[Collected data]
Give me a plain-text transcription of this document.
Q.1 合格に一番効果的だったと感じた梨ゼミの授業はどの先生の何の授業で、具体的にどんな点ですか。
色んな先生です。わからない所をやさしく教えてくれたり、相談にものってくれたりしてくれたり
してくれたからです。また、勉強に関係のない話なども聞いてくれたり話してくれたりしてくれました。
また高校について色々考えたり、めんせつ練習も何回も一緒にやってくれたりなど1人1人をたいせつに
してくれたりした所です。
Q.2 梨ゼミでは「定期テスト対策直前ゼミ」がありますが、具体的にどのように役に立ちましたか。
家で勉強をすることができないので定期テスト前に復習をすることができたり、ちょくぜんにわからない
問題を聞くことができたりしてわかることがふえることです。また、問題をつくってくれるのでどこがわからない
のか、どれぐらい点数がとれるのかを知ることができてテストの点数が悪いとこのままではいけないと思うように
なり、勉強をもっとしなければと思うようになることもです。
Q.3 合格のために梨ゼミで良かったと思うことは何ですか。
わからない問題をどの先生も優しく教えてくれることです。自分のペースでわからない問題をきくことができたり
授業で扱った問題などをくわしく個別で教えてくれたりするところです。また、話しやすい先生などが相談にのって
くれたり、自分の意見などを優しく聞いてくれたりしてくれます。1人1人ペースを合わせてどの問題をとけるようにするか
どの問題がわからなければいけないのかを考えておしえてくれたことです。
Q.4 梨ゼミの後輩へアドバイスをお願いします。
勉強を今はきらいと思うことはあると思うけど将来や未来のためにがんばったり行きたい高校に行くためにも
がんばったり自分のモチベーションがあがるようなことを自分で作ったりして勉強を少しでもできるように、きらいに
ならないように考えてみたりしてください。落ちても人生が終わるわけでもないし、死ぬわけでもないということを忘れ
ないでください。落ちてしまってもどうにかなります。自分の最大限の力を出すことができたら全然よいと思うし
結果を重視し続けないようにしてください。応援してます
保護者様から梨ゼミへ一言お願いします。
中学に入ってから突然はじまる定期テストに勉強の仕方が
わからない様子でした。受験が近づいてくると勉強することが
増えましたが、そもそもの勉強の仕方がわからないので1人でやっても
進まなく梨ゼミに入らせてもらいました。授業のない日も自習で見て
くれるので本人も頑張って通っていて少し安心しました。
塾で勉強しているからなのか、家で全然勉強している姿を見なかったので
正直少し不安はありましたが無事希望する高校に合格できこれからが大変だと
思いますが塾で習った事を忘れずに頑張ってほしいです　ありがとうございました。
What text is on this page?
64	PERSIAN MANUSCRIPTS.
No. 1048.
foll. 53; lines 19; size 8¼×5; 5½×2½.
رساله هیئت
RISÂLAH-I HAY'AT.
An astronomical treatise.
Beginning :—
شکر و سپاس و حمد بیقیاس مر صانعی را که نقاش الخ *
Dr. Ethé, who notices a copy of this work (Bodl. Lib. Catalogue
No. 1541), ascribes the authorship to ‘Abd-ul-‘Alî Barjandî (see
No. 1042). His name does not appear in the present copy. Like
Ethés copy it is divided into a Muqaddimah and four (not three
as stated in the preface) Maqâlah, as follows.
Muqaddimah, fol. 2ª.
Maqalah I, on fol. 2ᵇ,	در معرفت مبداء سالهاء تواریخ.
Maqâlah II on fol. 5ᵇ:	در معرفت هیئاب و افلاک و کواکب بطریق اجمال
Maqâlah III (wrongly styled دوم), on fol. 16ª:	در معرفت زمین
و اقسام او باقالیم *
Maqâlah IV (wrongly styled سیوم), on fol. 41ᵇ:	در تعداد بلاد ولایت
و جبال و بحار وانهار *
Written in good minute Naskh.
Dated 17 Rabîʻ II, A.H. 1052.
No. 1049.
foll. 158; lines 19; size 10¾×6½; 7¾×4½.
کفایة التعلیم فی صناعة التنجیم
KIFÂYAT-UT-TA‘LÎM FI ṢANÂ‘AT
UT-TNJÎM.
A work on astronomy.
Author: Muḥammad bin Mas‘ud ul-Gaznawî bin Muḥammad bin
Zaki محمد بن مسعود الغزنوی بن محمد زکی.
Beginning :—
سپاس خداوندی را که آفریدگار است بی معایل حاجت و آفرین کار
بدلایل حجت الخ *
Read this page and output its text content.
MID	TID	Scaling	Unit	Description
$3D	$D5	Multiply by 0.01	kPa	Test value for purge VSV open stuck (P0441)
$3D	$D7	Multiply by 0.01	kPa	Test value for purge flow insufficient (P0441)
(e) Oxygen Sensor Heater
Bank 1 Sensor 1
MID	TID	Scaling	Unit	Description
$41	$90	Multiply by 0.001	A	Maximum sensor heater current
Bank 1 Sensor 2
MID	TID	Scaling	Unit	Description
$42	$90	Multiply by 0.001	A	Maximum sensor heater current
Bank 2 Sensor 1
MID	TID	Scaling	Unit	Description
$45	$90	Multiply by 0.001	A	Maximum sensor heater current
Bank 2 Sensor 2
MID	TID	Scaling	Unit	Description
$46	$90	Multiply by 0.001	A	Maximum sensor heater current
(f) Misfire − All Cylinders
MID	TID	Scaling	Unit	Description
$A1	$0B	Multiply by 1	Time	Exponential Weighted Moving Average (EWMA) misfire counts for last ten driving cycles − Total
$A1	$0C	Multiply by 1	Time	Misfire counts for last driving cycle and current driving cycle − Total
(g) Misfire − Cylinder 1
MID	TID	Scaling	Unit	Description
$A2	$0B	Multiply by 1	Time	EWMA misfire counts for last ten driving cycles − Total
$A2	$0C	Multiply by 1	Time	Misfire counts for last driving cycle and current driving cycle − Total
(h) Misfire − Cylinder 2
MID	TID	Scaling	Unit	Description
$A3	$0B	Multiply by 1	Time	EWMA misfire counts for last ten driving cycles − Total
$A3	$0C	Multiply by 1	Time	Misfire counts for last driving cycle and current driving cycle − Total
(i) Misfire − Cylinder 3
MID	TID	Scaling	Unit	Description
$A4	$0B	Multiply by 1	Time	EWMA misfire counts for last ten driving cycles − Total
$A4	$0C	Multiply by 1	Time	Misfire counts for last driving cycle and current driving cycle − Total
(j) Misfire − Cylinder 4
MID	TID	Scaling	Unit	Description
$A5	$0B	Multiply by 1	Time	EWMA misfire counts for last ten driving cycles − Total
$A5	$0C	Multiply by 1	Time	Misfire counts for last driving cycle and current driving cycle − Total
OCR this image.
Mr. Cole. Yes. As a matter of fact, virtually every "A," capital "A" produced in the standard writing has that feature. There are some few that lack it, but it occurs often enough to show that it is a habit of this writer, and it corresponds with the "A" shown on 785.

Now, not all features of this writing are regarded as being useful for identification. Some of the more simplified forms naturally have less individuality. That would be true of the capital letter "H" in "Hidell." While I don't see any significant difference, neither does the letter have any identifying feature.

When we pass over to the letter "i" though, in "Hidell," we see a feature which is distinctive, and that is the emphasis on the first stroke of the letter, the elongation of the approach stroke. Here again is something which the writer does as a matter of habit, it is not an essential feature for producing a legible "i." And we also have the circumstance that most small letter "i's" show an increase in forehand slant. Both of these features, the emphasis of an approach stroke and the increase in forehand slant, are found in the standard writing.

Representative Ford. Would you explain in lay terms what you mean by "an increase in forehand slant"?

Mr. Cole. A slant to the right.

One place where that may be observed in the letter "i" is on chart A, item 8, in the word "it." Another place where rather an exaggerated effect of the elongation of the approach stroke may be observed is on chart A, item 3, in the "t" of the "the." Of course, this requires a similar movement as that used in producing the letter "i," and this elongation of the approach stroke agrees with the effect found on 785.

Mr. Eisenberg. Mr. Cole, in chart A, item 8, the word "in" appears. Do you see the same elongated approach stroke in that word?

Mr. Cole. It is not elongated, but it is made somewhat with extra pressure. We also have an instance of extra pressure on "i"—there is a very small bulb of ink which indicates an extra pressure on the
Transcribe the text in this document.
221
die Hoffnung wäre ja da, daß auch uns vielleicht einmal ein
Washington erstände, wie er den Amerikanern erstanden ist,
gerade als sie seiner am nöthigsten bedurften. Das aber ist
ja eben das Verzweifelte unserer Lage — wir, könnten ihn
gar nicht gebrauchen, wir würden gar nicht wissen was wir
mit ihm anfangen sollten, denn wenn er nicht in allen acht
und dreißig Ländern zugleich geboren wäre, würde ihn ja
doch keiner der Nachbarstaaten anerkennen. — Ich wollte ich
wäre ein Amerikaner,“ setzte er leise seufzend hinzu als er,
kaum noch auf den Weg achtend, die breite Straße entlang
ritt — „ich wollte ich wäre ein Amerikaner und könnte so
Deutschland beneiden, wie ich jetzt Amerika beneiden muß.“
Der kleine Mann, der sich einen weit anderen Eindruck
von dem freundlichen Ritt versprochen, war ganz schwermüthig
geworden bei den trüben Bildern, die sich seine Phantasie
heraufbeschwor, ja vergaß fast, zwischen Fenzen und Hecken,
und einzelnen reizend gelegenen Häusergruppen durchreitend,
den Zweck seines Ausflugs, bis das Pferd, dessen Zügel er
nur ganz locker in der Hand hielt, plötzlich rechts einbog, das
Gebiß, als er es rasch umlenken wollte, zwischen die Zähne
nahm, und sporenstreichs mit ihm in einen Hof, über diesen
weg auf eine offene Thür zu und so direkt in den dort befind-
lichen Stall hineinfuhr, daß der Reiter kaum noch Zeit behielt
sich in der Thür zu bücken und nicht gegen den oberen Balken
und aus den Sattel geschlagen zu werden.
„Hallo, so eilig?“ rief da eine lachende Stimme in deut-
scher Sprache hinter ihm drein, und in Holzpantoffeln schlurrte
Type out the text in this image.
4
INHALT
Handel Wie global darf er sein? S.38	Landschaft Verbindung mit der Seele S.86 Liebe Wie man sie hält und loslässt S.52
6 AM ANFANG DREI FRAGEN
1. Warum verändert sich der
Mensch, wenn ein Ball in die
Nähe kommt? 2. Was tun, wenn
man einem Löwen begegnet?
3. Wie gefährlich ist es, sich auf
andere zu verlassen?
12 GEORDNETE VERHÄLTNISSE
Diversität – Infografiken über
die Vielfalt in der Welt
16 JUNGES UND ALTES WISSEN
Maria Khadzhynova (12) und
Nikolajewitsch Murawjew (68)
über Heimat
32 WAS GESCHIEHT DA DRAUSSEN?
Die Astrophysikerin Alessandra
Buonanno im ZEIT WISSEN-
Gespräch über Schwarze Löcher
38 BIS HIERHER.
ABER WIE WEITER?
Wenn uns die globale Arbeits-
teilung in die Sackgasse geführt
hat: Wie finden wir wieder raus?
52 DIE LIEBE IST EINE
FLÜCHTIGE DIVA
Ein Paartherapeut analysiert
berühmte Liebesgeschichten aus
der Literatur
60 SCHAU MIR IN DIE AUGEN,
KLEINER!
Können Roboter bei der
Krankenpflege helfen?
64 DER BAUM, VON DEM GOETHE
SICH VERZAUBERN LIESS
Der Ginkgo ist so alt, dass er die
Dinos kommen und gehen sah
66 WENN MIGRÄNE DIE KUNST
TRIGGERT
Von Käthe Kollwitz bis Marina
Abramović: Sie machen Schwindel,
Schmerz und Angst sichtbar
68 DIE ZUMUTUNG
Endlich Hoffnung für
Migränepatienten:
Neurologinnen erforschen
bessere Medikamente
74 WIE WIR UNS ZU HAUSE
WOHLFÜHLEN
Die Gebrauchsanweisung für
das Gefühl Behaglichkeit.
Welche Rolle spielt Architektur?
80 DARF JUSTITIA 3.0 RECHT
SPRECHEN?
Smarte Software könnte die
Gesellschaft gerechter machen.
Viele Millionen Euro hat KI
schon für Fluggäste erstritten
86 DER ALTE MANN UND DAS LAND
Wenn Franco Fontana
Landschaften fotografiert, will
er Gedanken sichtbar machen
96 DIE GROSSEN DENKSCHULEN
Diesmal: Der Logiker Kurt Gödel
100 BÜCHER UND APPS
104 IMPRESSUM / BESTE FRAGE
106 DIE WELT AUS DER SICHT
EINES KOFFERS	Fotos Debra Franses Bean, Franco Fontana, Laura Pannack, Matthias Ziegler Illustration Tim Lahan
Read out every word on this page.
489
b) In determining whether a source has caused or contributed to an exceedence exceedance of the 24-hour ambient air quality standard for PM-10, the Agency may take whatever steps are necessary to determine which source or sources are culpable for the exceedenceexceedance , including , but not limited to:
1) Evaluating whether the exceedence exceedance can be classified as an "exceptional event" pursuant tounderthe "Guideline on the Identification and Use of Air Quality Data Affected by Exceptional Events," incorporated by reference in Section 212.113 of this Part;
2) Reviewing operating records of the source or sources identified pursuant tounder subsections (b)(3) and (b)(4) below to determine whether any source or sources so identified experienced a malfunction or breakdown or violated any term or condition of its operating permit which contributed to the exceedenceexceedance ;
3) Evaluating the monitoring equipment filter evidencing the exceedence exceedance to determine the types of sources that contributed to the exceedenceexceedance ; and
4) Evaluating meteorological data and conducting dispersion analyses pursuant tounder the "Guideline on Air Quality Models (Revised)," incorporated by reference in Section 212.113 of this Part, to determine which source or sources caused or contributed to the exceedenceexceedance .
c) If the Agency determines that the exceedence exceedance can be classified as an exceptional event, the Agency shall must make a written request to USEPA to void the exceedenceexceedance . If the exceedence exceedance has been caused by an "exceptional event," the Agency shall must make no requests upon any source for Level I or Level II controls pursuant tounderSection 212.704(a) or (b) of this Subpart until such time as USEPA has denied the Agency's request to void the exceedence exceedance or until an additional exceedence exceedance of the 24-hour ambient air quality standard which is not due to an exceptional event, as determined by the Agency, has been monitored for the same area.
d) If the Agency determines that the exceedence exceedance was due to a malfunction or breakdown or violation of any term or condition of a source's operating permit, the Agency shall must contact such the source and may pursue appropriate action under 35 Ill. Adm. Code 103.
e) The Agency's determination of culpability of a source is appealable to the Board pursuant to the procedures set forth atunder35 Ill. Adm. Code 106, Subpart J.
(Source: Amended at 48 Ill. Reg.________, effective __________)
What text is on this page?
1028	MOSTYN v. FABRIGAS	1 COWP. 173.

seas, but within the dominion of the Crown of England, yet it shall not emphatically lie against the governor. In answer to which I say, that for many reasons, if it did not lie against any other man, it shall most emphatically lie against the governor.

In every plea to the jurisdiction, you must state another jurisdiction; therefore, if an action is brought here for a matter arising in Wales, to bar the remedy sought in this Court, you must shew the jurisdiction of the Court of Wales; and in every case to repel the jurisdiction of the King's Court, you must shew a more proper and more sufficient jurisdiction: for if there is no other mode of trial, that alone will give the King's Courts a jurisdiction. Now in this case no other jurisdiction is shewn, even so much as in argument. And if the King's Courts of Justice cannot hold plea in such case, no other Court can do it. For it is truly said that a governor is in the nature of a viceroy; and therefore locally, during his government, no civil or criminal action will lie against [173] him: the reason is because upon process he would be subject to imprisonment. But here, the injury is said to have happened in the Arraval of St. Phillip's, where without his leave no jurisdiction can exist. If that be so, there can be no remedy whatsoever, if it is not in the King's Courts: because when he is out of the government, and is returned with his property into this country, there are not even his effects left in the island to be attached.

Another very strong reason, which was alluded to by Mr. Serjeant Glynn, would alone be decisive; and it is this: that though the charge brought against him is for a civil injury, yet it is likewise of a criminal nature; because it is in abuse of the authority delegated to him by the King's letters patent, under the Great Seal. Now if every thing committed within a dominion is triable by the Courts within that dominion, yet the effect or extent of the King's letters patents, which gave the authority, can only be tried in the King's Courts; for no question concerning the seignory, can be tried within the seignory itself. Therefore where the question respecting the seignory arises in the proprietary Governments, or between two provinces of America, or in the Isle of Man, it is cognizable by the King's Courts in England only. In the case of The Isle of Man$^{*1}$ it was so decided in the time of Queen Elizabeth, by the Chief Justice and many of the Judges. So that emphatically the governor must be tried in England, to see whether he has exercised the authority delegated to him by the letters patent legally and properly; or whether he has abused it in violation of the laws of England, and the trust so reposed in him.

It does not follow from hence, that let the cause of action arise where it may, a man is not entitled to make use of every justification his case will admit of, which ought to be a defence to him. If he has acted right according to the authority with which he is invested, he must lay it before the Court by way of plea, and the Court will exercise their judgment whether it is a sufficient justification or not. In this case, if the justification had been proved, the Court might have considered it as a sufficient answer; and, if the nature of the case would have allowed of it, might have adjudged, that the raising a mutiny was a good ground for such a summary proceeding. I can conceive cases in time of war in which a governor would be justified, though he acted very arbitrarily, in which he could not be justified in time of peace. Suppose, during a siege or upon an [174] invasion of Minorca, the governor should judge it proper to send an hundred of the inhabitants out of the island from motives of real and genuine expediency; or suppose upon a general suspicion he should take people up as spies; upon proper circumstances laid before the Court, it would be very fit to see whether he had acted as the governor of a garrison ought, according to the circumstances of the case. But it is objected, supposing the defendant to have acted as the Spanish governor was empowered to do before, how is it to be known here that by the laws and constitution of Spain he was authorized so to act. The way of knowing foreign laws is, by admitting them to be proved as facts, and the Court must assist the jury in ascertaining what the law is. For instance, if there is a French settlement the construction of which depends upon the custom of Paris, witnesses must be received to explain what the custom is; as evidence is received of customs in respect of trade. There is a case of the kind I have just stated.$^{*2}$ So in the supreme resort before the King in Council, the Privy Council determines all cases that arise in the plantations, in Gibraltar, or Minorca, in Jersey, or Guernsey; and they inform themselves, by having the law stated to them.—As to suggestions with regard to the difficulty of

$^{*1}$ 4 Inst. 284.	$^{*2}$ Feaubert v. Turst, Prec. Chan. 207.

> Request: Within the listing above, work out how many lines contain the string "features", and reply with that number only.

> Full output: 2